— BEGIN Data excerpts —
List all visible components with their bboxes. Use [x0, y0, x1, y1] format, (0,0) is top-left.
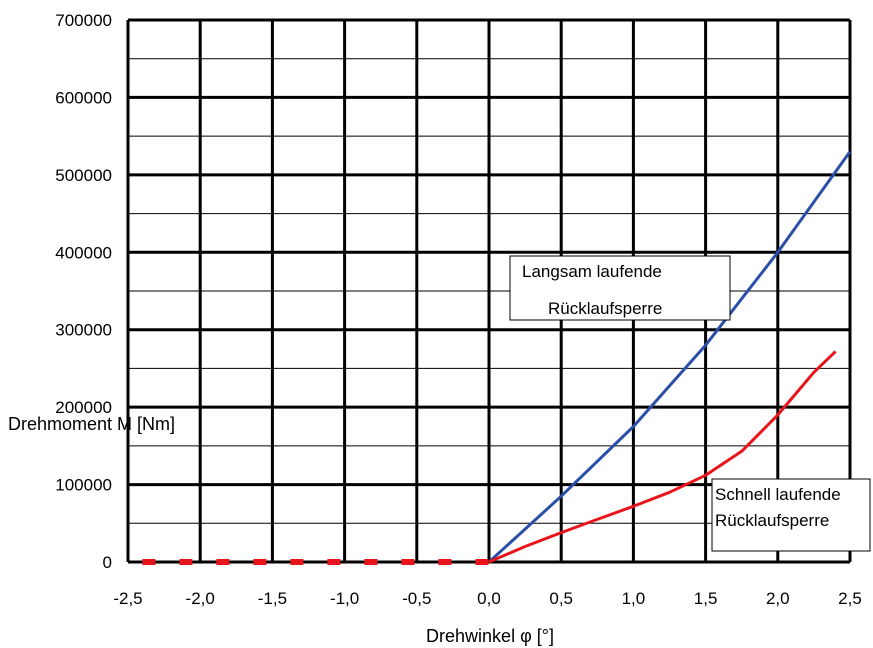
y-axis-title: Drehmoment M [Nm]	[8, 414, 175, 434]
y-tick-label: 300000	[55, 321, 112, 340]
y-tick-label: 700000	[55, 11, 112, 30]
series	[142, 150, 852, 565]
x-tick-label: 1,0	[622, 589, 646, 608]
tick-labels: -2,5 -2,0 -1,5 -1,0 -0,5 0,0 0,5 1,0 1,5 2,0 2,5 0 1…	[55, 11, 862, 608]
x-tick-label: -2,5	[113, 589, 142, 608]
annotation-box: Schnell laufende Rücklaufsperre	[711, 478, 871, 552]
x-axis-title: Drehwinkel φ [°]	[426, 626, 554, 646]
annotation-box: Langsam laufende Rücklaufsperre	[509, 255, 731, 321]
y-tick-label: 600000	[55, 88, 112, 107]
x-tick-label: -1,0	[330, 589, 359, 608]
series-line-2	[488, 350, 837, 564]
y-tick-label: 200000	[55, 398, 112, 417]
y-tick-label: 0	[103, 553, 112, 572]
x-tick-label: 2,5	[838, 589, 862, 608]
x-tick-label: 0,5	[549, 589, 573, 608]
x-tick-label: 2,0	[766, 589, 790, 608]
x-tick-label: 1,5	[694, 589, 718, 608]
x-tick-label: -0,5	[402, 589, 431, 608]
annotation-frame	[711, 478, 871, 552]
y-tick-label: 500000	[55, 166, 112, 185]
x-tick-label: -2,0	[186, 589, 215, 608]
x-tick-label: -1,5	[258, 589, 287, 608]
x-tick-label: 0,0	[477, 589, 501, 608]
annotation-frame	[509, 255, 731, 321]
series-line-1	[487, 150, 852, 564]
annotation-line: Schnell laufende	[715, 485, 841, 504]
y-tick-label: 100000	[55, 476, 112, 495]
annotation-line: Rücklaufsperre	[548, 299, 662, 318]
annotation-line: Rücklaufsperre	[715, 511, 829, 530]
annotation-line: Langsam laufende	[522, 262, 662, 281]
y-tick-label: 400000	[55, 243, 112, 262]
— END Data excerpts —
* Exercise aim
Please reproduce the data above, substituting "y-axis-label" for every "y-tick-label" and leaving everything else unchanged. Leave out the pictures.

* Answer to the problem
List all visible components with their bboxes. Use [x0, y0, x1, y1] format, (0,0) is top-left.
y-axis-title: Drehmoment M [Nm]	[8, 414, 175, 434]
y-axis-label: 300000	[55, 321, 112, 340]
y-axis-label: 700000	[55, 11, 112, 30]
series	[142, 150, 852, 565]
x-tick-label: 1,0	[622, 589, 646, 608]
tick-labels: -2,5 -2,0 -1,5 -1,0 -0,5 0,0 0,5 1,0 1,5 2,0 2,5 0 1…	[55, 11, 862, 608]
x-tick-label: -2,5	[113, 589, 142, 608]
annotation-box: Schnell laufende Rücklaufsperre	[711, 478, 871, 552]
x-axis-title: Drehwinkel φ [°]	[426, 626, 554, 646]
annotation-box: Langsam laufende Rücklaufsperre	[509, 255, 731, 321]
y-axis-label: 600000	[55, 88, 112, 107]
x-tick-label: -1,0	[330, 589, 359, 608]
series-line-2	[488, 350, 837, 564]
y-axis-label: 200000	[55, 398, 112, 417]
y-axis-label: 0	[103, 553, 112, 572]
x-tick-label: 2,5	[838, 589, 862, 608]
x-tick-label: 0,5	[549, 589, 573, 608]
x-tick-label: 2,0	[766, 589, 790, 608]
x-tick-label: 1,5	[694, 589, 718, 608]
x-tick-label: -0,5	[402, 589, 431, 608]
annotation-frame	[711, 478, 871, 552]
y-axis-label: 500000	[55, 166, 112, 185]
x-tick-label: -2,0	[186, 589, 215, 608]
x-tick-label: -1,5	[258, 589, 287, 608]
x-tick-label: 0,0	[477, 589, 501, 608]
annotation-frame	[509, 255, 731, 321]
series-line-1	[487, 150, 852, 564]
annotation-line: Schnell laufende	[715, 485, 841, 504]
y-axis-label: 100000	[55, 476, 112, 495]
annotation-line: Rücklaufsperre	[548, 299, 662, 318]
annotation-line: Rücklaufsperre	[715, 511, 829, 530]
annotation-line: Langsam laufende	[522, 262, 662, 281]
y-axis-label: 400000	[55, 243, 112, 262]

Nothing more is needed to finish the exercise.